Directive: Show each line from the listing that includes the word "Режим".

= = =

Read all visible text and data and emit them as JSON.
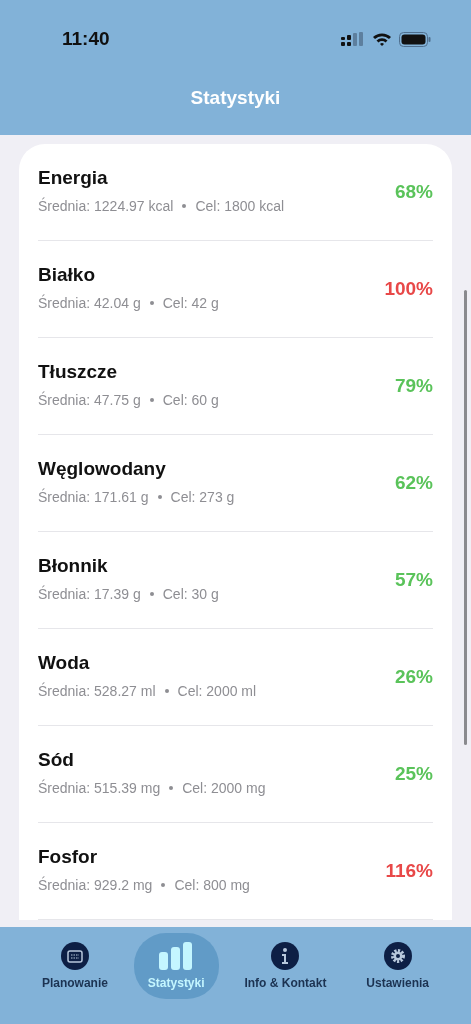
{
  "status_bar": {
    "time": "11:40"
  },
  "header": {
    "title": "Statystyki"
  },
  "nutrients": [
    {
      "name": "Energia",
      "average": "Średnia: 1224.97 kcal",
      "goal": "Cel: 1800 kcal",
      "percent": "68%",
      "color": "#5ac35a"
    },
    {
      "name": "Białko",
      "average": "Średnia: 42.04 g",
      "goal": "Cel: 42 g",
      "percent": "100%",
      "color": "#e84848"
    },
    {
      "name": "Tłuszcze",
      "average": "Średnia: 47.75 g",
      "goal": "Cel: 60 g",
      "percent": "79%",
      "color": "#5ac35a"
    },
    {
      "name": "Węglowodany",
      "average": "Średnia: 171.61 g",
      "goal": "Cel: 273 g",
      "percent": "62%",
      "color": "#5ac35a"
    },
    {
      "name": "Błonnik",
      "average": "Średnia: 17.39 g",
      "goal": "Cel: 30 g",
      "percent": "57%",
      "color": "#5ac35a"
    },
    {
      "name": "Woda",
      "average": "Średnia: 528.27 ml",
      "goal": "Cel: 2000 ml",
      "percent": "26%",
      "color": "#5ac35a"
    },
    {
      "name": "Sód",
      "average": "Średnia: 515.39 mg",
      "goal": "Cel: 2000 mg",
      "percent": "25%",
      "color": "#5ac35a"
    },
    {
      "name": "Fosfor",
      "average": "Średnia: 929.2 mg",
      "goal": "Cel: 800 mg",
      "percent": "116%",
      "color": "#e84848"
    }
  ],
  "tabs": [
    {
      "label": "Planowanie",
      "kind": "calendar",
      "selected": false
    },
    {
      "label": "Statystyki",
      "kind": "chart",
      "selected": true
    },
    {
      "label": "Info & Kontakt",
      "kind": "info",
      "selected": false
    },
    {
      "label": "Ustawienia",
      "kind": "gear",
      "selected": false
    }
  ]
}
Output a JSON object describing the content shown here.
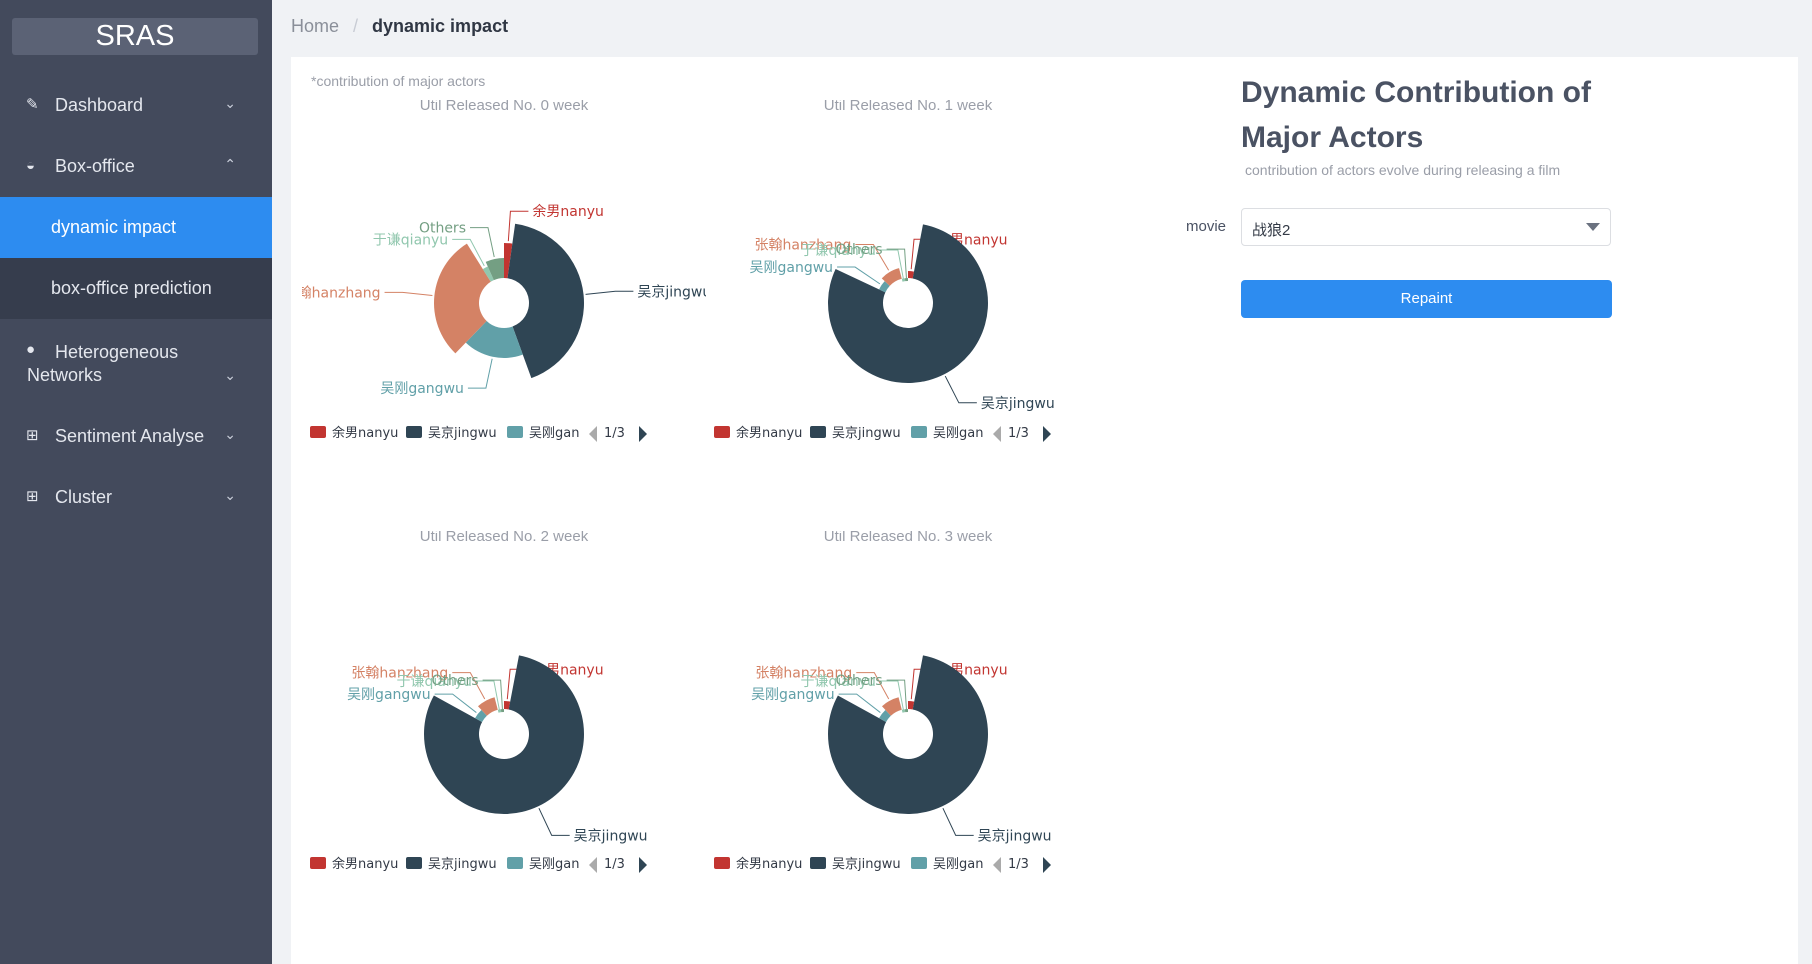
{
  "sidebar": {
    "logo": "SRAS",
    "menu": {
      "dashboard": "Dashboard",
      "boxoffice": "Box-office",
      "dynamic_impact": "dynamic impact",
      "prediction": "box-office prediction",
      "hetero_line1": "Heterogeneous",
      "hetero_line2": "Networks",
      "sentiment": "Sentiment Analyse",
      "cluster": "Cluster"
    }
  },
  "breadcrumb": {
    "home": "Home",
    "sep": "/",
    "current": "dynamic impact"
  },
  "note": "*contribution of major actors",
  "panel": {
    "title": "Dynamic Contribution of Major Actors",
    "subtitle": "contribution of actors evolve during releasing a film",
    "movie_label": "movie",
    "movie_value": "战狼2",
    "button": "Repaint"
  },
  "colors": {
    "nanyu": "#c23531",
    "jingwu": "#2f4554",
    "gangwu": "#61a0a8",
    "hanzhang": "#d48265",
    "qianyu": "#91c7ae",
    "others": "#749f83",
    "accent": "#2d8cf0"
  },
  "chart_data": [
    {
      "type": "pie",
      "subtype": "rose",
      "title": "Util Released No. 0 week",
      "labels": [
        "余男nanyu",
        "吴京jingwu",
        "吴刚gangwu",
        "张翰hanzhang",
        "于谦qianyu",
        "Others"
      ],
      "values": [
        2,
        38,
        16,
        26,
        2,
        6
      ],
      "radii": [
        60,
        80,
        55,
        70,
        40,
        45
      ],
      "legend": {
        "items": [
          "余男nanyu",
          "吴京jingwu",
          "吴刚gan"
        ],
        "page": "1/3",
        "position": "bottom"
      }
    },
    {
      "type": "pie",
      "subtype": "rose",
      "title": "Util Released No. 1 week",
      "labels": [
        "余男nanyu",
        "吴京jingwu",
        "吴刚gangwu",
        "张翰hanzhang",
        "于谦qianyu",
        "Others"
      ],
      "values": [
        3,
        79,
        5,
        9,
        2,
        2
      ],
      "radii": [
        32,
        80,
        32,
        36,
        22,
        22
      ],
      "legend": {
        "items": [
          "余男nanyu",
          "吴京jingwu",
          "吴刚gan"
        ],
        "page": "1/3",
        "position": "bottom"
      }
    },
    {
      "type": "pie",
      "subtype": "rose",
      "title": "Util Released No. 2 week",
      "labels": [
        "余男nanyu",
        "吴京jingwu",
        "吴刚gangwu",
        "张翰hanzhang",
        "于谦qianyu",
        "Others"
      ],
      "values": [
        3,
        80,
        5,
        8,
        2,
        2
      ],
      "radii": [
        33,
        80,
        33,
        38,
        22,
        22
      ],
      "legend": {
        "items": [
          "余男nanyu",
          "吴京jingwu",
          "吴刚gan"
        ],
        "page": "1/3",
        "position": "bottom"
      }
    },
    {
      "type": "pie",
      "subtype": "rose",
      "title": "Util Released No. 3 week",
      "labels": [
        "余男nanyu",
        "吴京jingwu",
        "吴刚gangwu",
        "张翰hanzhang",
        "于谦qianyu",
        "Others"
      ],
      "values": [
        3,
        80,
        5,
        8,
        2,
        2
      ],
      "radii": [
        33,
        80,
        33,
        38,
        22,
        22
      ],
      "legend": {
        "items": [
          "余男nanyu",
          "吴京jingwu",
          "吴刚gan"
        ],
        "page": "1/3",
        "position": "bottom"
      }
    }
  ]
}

= = =

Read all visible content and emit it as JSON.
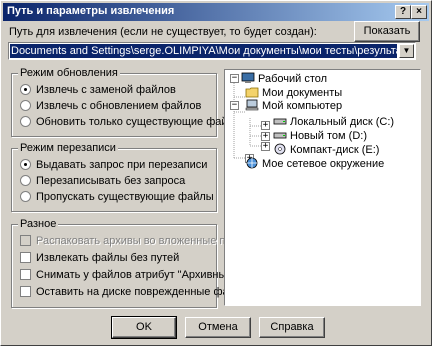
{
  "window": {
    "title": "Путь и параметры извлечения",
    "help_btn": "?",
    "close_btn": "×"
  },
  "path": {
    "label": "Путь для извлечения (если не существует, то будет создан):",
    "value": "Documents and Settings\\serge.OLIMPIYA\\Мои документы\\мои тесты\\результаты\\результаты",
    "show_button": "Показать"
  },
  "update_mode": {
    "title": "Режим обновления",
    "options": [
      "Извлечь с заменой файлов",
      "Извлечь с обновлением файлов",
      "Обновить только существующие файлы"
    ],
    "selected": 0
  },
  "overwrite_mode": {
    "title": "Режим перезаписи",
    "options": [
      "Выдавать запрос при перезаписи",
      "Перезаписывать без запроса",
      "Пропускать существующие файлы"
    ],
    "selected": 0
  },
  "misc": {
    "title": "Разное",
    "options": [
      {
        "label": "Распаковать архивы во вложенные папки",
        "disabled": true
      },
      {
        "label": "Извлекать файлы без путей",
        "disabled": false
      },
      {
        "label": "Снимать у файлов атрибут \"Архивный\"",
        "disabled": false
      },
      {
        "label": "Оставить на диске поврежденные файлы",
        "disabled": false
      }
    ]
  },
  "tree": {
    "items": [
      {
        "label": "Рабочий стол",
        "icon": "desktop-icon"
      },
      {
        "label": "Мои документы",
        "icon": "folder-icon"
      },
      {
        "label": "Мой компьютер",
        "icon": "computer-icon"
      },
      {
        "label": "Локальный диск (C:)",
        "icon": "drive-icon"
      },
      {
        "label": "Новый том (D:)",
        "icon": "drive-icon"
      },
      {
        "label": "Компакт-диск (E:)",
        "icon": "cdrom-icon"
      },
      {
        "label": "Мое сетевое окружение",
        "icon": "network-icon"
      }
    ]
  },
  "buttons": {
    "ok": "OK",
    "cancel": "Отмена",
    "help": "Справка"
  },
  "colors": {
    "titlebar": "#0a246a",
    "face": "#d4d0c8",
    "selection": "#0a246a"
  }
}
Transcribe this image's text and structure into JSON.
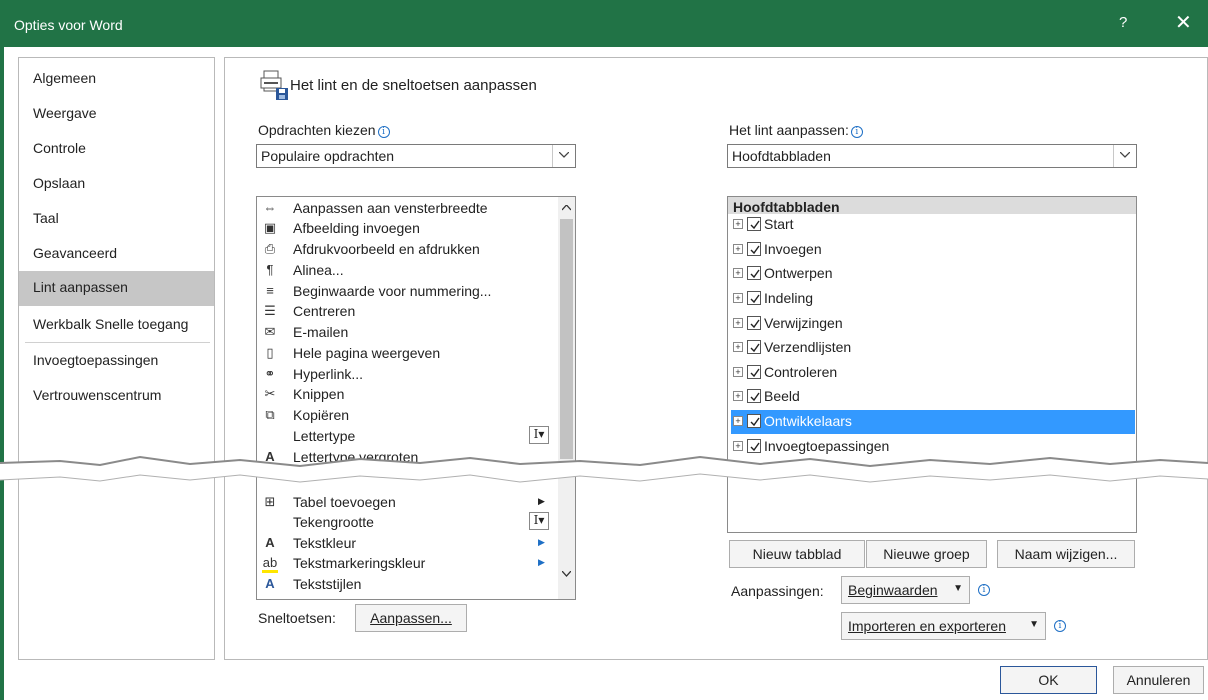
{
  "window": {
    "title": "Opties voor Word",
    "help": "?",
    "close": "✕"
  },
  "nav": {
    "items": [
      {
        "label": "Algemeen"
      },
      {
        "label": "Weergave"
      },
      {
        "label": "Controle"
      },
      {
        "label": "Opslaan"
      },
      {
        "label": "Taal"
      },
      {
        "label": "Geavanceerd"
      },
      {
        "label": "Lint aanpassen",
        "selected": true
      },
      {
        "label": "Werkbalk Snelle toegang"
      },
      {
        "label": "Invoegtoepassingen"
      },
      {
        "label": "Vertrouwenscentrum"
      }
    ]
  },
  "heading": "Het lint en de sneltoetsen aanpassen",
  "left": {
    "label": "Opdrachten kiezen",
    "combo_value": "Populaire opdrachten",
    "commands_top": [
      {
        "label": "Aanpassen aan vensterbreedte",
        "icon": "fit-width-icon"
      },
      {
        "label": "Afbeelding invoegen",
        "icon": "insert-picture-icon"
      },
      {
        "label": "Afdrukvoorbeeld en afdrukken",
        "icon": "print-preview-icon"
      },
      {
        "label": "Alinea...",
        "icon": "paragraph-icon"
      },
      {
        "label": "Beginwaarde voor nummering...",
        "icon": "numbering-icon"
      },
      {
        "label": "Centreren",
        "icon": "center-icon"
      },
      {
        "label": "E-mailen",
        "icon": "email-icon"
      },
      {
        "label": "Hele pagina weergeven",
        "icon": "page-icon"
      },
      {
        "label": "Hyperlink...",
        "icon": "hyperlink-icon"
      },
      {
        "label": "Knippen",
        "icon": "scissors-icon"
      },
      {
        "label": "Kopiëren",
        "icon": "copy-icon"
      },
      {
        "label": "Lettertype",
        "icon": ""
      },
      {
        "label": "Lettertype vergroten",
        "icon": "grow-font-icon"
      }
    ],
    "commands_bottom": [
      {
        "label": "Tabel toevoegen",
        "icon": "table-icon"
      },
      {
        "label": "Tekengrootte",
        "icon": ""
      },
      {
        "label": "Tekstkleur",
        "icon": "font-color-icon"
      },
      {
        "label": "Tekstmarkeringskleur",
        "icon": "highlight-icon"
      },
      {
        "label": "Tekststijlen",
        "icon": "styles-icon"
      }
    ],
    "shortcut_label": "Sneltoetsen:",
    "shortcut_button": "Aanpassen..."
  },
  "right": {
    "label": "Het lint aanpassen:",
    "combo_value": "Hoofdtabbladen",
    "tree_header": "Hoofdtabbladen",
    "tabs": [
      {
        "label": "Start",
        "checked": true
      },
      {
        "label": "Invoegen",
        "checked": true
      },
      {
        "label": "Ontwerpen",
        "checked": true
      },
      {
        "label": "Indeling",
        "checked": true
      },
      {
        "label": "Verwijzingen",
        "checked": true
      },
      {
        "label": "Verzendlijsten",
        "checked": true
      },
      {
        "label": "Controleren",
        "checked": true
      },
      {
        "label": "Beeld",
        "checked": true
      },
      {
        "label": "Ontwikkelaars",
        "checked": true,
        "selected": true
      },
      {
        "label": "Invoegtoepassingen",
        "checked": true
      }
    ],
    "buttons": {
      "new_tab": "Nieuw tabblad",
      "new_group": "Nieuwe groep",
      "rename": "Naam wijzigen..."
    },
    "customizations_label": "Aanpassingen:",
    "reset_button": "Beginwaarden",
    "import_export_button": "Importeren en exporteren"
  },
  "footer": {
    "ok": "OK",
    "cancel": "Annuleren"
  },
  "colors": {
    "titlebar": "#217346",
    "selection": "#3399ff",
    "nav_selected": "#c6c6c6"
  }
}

= = =

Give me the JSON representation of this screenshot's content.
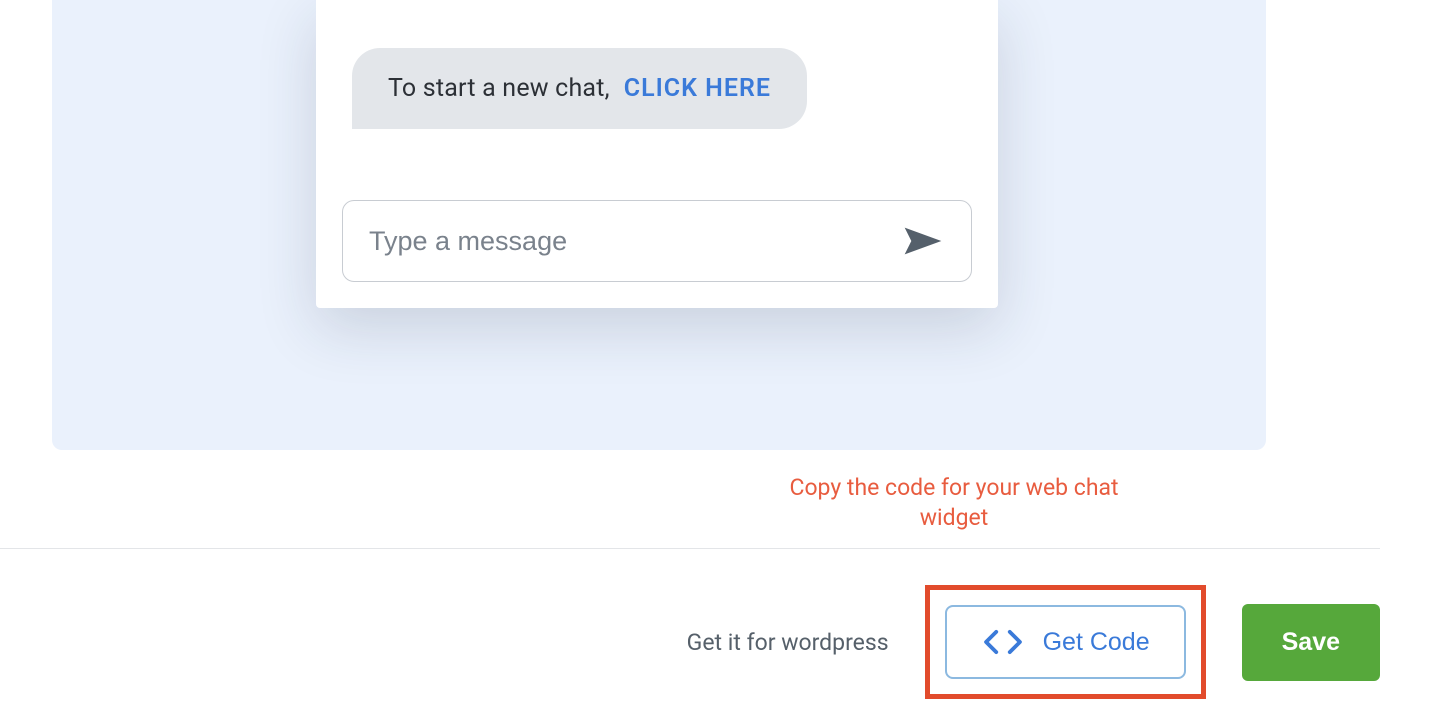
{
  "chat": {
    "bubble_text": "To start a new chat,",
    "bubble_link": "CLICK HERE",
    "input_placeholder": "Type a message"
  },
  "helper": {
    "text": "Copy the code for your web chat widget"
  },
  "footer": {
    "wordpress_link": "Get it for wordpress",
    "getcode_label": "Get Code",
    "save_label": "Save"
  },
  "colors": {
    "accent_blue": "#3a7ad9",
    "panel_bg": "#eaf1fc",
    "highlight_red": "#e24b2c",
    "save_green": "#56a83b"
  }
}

= = =

Solution to this problem:
    "title": "Режим обновления",
    "title": "Режим перезаписи",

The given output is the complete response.